Source data:
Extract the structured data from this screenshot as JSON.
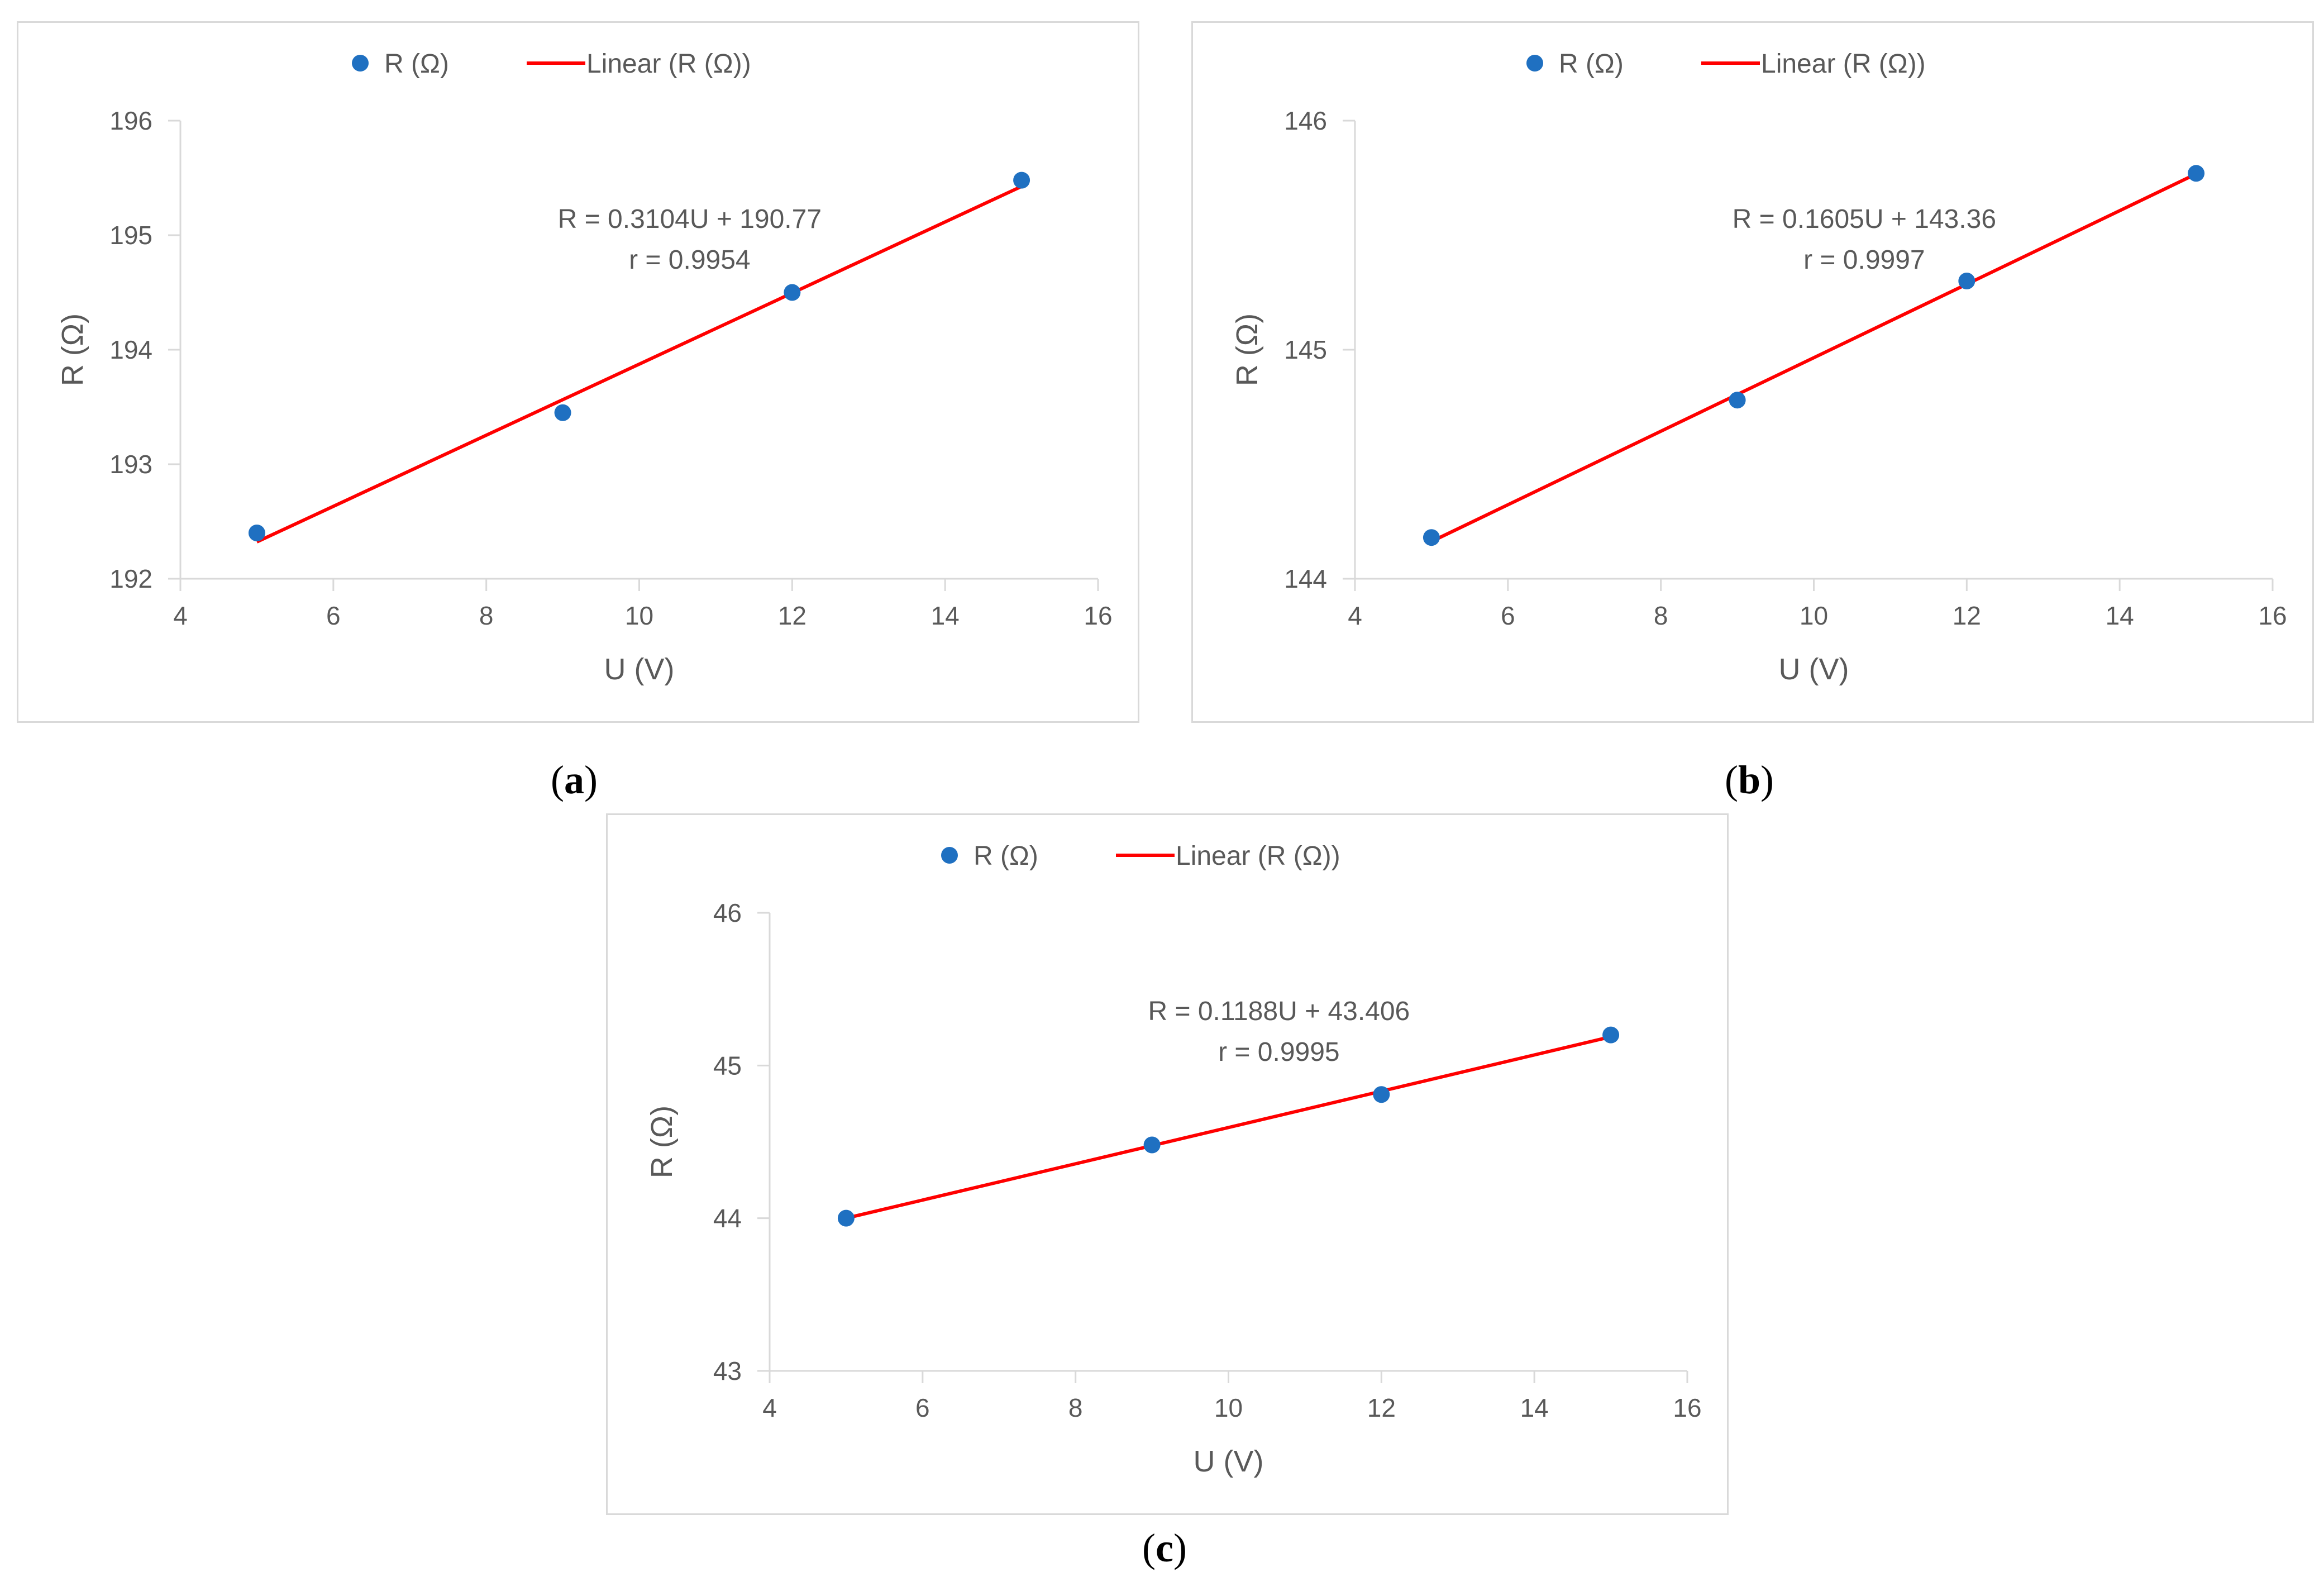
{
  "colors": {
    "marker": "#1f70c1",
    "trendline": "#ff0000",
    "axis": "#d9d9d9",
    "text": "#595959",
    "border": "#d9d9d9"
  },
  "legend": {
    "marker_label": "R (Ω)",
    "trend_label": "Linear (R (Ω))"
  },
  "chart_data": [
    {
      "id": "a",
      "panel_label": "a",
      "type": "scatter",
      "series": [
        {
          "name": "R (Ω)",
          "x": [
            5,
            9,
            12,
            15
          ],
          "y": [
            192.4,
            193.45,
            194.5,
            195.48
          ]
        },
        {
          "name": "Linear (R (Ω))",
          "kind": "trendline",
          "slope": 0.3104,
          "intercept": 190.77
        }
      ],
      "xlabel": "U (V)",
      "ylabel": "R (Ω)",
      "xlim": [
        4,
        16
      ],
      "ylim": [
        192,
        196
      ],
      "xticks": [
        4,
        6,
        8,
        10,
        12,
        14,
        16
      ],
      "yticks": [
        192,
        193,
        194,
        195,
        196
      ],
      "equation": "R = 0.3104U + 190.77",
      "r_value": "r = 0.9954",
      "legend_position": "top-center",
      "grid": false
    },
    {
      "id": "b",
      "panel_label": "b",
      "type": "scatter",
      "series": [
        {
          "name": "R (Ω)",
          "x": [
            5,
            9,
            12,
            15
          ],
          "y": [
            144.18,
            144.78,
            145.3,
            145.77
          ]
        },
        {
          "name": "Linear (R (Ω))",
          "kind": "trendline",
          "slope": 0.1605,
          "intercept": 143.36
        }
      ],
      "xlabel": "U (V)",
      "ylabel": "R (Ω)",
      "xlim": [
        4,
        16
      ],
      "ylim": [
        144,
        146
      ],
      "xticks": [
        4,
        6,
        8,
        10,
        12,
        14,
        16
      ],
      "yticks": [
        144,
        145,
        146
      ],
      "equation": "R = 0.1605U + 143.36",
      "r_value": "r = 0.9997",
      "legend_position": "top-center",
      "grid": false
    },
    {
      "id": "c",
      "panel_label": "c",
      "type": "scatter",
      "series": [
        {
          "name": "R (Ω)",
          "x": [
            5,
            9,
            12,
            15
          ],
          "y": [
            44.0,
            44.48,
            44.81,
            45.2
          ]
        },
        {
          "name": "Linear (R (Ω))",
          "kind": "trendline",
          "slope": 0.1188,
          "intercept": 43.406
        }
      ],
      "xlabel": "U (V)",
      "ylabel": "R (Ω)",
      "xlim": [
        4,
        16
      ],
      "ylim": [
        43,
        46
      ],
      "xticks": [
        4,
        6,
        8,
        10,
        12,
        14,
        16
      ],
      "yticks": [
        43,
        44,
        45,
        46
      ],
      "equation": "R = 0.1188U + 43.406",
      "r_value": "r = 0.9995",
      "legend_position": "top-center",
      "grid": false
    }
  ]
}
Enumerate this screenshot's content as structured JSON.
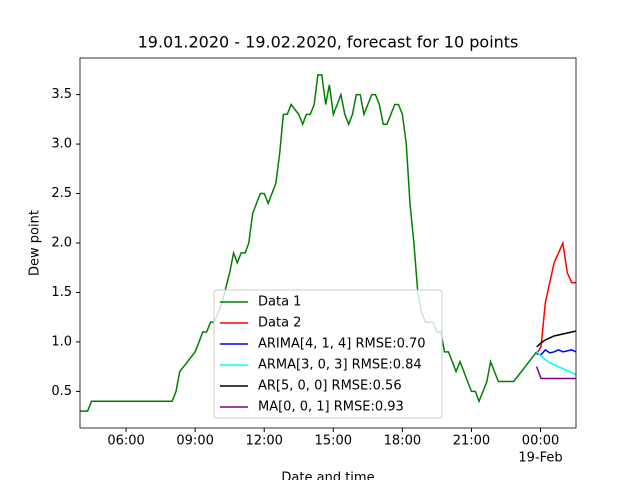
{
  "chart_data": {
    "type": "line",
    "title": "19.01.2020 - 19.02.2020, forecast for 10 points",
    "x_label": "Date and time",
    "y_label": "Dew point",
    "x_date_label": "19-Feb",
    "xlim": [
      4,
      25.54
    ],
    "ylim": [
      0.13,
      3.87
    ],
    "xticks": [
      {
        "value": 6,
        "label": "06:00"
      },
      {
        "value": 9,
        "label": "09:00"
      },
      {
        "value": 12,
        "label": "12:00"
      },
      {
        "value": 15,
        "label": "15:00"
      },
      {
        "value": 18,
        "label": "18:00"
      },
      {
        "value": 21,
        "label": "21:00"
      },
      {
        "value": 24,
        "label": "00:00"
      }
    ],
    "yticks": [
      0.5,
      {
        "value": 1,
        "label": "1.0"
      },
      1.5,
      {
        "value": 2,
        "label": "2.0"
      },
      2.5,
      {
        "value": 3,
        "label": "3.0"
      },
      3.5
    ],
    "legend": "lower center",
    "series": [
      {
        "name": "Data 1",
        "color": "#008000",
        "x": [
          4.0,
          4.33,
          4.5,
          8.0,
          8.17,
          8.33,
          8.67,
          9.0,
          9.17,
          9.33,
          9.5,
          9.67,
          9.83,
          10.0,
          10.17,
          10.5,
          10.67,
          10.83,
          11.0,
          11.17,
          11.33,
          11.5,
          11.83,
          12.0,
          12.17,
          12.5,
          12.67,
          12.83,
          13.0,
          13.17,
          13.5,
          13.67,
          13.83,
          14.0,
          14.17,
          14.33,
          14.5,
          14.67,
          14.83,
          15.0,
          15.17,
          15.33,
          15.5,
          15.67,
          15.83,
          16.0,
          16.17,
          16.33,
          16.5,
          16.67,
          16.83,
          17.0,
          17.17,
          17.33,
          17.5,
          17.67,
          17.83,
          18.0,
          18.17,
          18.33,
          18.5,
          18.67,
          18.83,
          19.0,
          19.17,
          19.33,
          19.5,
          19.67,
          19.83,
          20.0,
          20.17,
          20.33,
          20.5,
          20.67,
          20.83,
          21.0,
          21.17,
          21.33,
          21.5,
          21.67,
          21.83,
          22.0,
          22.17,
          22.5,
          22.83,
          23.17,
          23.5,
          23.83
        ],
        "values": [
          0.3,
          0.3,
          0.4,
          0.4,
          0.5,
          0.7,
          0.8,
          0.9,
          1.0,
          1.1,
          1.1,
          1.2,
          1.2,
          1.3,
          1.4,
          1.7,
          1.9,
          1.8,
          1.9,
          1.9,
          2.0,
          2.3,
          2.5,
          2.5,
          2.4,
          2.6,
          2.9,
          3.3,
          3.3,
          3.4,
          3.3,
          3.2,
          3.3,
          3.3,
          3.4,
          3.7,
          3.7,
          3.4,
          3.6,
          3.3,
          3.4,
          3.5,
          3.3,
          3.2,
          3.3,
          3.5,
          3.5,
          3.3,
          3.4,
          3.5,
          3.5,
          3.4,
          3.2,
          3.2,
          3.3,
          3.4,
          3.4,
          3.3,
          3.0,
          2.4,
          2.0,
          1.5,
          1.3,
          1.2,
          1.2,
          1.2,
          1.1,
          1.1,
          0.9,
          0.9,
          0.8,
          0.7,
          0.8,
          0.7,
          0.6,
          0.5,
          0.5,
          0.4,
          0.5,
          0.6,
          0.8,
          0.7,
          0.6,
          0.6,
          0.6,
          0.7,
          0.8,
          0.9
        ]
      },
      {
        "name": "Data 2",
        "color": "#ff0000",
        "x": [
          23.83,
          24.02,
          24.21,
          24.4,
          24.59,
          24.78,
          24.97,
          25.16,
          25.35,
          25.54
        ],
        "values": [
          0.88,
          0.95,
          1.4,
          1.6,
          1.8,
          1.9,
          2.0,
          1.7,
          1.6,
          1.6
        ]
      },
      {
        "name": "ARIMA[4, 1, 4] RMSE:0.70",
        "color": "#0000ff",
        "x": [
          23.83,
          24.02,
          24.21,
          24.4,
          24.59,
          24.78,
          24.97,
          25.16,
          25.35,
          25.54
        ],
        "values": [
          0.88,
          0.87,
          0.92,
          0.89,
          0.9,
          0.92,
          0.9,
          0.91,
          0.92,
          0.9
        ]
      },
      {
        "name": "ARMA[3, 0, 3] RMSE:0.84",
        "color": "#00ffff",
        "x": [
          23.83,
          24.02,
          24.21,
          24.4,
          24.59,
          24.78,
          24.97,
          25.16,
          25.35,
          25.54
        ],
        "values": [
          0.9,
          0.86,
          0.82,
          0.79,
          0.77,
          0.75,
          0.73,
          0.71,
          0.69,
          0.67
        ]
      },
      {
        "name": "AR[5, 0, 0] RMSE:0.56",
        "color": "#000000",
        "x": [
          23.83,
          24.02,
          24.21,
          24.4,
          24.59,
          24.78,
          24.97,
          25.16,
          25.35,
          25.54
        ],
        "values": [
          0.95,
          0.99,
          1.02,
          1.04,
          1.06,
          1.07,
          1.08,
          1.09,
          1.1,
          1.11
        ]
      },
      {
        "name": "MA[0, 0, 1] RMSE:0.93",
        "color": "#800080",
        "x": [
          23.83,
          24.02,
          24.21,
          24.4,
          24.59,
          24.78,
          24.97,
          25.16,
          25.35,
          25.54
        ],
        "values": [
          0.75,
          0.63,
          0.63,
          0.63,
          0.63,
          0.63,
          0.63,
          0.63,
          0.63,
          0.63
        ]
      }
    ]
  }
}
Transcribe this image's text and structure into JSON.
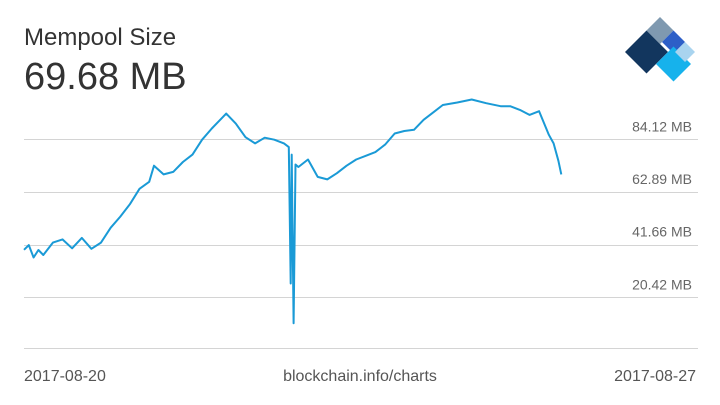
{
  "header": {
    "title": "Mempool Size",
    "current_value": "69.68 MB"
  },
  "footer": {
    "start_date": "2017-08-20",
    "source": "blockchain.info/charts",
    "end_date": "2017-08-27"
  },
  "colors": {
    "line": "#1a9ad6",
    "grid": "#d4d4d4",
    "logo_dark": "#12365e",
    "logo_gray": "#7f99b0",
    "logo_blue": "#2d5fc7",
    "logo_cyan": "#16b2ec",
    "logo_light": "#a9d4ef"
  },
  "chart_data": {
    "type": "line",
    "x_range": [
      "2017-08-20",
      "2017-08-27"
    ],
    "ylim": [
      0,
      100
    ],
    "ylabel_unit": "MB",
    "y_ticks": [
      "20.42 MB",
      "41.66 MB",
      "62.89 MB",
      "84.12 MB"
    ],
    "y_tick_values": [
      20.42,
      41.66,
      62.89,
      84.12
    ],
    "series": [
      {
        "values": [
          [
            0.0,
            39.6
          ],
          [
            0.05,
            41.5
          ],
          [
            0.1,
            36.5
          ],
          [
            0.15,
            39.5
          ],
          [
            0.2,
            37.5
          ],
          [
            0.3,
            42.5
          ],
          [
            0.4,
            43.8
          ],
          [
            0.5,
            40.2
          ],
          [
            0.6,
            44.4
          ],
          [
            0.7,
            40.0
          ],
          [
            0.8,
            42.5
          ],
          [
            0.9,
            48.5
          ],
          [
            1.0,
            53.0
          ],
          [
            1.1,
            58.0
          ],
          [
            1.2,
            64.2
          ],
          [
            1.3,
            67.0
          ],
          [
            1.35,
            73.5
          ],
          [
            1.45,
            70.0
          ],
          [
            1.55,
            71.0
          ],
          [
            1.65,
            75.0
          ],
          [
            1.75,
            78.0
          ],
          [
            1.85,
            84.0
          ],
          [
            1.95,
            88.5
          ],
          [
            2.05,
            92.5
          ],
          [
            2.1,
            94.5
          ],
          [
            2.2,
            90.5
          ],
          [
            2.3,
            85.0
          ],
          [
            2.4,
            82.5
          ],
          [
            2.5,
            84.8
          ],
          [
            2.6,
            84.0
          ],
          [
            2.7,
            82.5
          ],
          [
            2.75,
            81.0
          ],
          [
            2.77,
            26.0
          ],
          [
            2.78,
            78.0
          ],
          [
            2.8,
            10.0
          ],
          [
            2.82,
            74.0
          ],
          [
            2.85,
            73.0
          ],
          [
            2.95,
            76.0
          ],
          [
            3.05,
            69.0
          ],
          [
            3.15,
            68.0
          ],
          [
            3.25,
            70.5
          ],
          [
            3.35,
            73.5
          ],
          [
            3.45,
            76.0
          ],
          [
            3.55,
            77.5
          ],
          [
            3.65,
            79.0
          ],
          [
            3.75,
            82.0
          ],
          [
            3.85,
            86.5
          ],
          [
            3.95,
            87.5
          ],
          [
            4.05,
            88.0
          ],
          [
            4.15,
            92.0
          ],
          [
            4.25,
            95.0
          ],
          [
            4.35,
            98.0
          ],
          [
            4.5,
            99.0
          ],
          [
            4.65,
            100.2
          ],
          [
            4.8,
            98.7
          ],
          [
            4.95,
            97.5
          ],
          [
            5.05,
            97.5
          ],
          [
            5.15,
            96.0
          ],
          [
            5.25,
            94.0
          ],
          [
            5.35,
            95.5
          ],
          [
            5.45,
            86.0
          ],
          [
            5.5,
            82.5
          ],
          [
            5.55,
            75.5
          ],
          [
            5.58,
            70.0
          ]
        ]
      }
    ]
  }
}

Exercise> From the records above, copy every line that holds the word "slope".

Result>
          "slope": 0.3104,
          "slope": 0.1605,
          "slope": 0.1188,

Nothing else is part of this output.